--- Begin Dataset excerpts ---

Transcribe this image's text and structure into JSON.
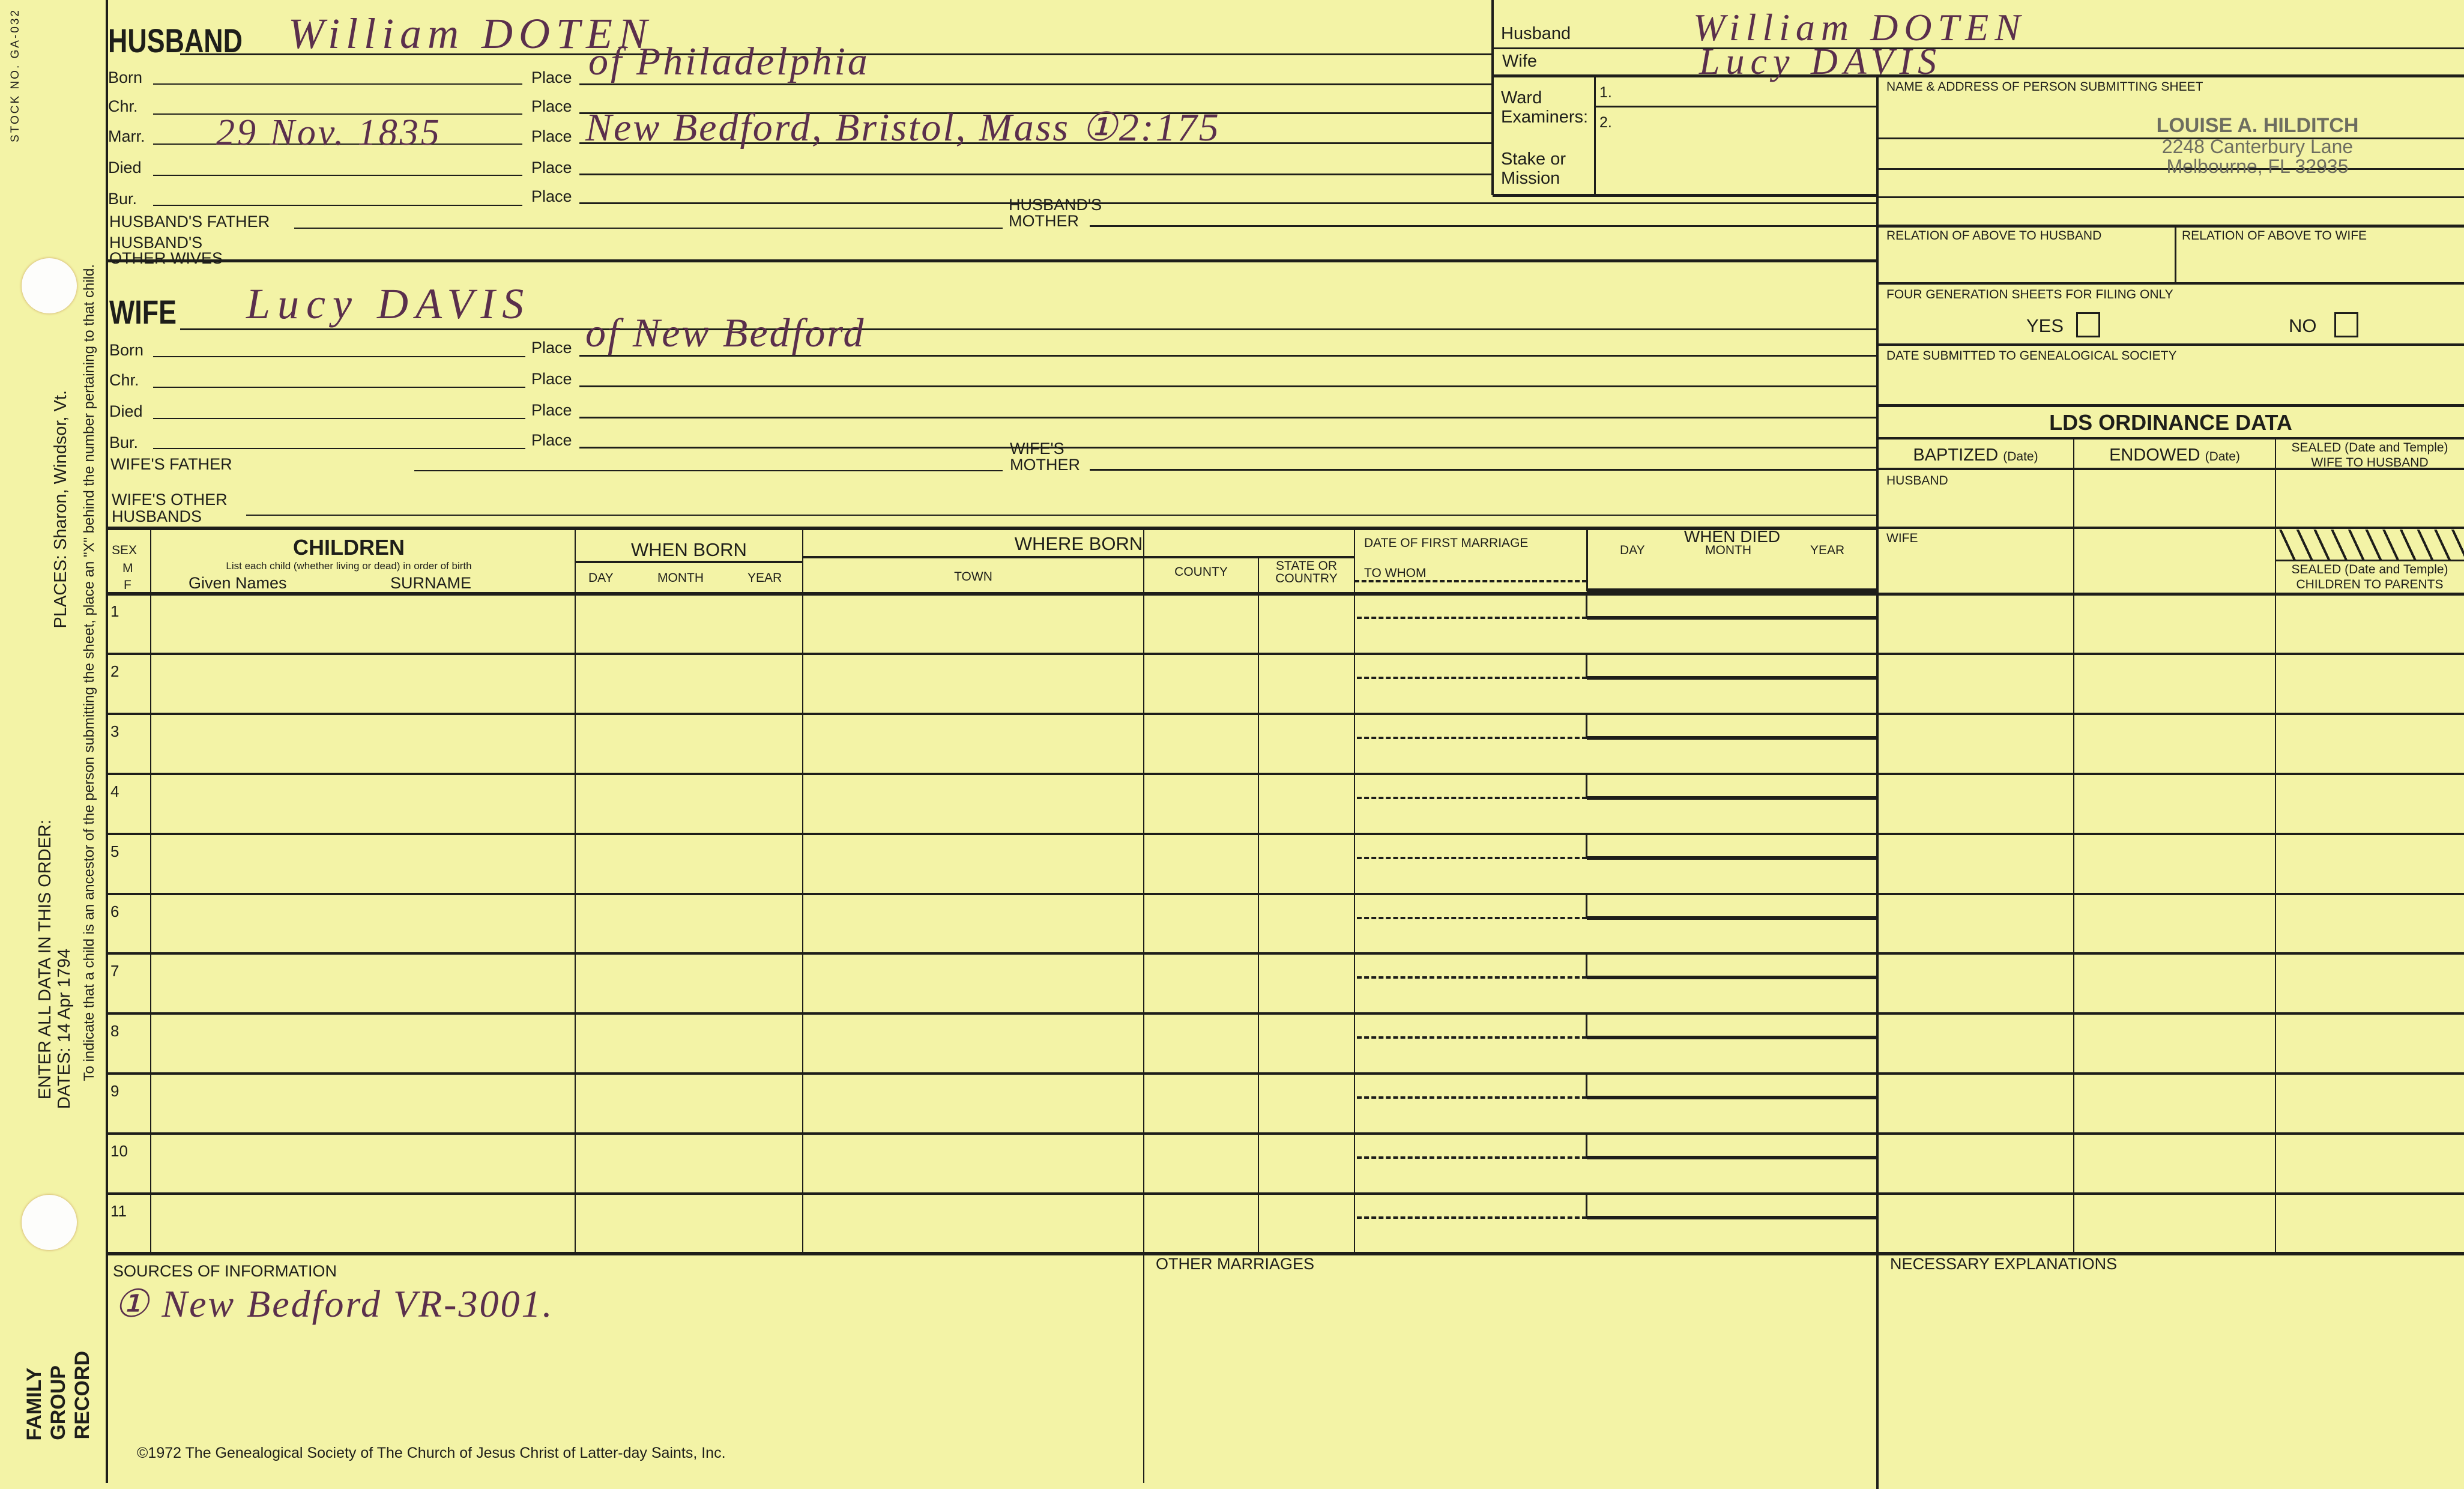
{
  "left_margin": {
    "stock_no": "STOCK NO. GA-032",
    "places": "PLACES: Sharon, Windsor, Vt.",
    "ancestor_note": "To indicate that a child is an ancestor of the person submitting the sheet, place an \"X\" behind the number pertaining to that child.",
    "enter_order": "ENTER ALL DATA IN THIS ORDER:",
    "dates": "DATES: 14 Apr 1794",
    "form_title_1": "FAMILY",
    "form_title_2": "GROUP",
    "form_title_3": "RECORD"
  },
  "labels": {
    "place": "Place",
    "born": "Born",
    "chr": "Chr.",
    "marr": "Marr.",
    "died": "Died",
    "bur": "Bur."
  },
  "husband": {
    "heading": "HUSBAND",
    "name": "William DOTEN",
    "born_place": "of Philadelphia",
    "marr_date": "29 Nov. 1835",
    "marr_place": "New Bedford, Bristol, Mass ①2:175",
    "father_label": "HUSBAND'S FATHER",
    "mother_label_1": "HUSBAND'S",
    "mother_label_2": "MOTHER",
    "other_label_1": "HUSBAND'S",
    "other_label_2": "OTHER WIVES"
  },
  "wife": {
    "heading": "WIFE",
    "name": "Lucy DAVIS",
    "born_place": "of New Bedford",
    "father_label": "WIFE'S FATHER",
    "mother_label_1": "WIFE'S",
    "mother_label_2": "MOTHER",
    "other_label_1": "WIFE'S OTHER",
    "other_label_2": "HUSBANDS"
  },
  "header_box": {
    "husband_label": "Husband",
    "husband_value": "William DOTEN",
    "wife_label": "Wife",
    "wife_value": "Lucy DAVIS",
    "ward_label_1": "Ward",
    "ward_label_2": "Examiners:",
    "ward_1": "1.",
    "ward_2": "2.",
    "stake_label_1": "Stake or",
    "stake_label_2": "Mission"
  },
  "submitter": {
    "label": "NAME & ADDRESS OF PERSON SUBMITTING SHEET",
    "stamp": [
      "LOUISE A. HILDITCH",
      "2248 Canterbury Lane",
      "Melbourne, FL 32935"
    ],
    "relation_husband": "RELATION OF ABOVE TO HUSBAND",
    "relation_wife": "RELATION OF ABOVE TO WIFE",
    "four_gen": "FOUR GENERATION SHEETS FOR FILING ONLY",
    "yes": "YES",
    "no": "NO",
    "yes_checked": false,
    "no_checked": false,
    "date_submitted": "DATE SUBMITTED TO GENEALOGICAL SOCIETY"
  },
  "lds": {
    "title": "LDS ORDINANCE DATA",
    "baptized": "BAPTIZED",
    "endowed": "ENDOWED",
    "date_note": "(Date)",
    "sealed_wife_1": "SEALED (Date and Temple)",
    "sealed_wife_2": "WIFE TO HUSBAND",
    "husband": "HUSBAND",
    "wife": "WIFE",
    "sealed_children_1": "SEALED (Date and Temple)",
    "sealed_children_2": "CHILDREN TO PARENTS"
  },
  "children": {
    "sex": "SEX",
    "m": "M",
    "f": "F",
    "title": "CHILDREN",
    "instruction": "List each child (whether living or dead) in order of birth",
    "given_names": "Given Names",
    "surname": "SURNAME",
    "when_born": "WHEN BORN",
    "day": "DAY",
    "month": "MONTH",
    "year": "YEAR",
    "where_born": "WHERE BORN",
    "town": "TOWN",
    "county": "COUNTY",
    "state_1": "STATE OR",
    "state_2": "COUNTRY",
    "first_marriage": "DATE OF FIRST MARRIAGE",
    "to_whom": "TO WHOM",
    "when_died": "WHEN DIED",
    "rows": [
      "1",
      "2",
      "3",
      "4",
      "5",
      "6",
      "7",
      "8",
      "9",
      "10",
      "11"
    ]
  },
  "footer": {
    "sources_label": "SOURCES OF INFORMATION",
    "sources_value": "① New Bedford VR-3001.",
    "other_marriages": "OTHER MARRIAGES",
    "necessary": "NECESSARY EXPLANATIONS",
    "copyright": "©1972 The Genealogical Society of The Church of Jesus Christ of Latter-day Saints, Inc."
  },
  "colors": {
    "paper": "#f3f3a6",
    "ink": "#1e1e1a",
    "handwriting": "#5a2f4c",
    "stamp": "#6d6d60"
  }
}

--- End Dataset excerpts ---

### Task directions
Go through the listing above and quote it exactly, apart from its images.

### Complete answer
Transcribe this image's text and structure into JSON.
{
  "left_margin": {
    "stock_no": "STOCK NO. GA-032",
    "places": "PLACES: Sharon, Windsor, Vt.",
    "ancestor_note": "To indicate that a child is an ancestor of the person submitting the sheet, place an \"X\" behind the number pertaining to that child.",
    "enter_order": "ENTER ALL DATA IN THIS ORDER:",
    "dates": "DATES: 14 Apr 1794",
    "form_title_1": "FAMILY",
    "form_title_2": "GROUP",
    "form_title_3": "RECORD"
  },
  "labels": {
    "place": "Place",
    "born": "Born",
    "chr": "Chr.",
    "marr": "Marr.",
    "died": "Died",
    "bur": "Bur."
  },
  "husband": {
    "heading": "HUSBAND",
    "name": "William DOTEN",
    "born_place": "of Philadelphia",
    "marr_date": "29 Nov. 1835",
    "marr_place": "New Bedford, Bristol, Mass ①2:175",
    "father_label": "HUSBAND'S FATHER",
    "mother_label_1": "HUSBAND'S",
    "mother_label_2": "MOTHER",
    "other_label_1": "HUSBAND'S",
    "other_label_2": "OTHER WIVES"
  },
  "wife": {
    "heading": "WIFE",
    "name": "Lucy DAVIS",
    "born_place": "of New Bedford",
    "father_label": "WIFE'S FATHER",
    "mother_label_1": "WIFE'S",
    "mother_label_2": "MOTHER",
    "other_label_1": "WIFE'S OTHER",
    "other_label_2": "HUSBANDS"
  },
  "header_box": {
    "husband_label": "Husband",
    "husband_value": "William DOTEN",
    "wife_label": "Wife",
    "wife_value": "Lucy DAVIS",
    "ward_label_1": "Ward",
    "ward_label_2": "Examiners:",
    "ward_1": "1.",
    "ward_2": "2.",
    "stake_label_1": "Stake or",
    "stake_label_2": "Mission"
  },
  "submitter": {
    "label": "NAME & ADDRESS OF PERSON SUBMITTING SHEET",
    "stamp": [
      "LOUISE A. HILDITCH",
      "2248 Canterbury Lane",
      "Melbourne, FL 32935"
    ],
    "relation_husband": "RELATION OF ABOVE TO HUSBAND",
    "relation_wife": "RELATION OF ABOVE TO WIFE",
    "four_gen": "FOUR GENERATION SHEETS FOR FILING ONLY",
    "yes": "YES",
    "no": "NO",
    "yes_checked": false,
    "no_checked": false,
    "date_submitted": "DATE SUBMITTED TO GENEALOGICAL SOCIETY"
  },
  "lds": {
    "title": "LDS ORDINANCE DATA",
    "baptized": "BAPTIZED",
    "endowed": "ENDOWED",
    "date_note": "(Date)",
    "sealed_wife_1": "SEALED (Date and Temple)",
    "sealed_wife_2": "WIFE TO HUSBAND",
    "husband": "HUSBAND",
    "wife": "WIFE",
    "sealed_children_1": "SEALED (Date and Temple)",
    "sealed_children_2": "CHILDREN TO PARENTS"
  },
  "children": {
    "sex": "SEX",
    "m": "M",
    "f": "F",
    "title": "CHILDREN",
    "instruction": "List each child (whether living or dead) in order of birth",
    "given_names": "Given Names",
    "surname": "SURNAME",
    "when_born": "WHEN BORN",
    "day": "DAY",
    "month": "MONTH",
    "year": "YEAR",
    "where_born": "WHERE BORN",
    "town": "TOWN",
    "county": "COUNTY",
    "state_1": "STATE OR",
    "state_2": "COUNTRY",
    "first_marriage": "DATE OF FIRST MARRIAGE",
    "to_whom": "TO WHOM",
    "when_died": "WHEN DIED",
    "rows": [
      "1",
      "2",
      "3",
      "4",
      "5",
      "6",
      "7",
      "8",
      "9",
      "10",
      "11"
    ]
  },
  "footer": {
    "sources_label": "SOURCES OF INFORMATION",
    "sources_value": "① New Bedford VR-3001.",
    "other_marriages": "OTHER MARRIAGES",
    "necessary": "NECESSARY EXPLANATIONS",
    "copyright": "©1972 The Genealogical Society of The Church of Jesus Christ of Latter-day Saints, Inc."
  },
  "colors": {
    "paper": "#f3f3a6",
    "ink": "#1e1e1a",
    "handwriting": "#5a2f4c",
    "stamp": "#6d6d60"
  }
}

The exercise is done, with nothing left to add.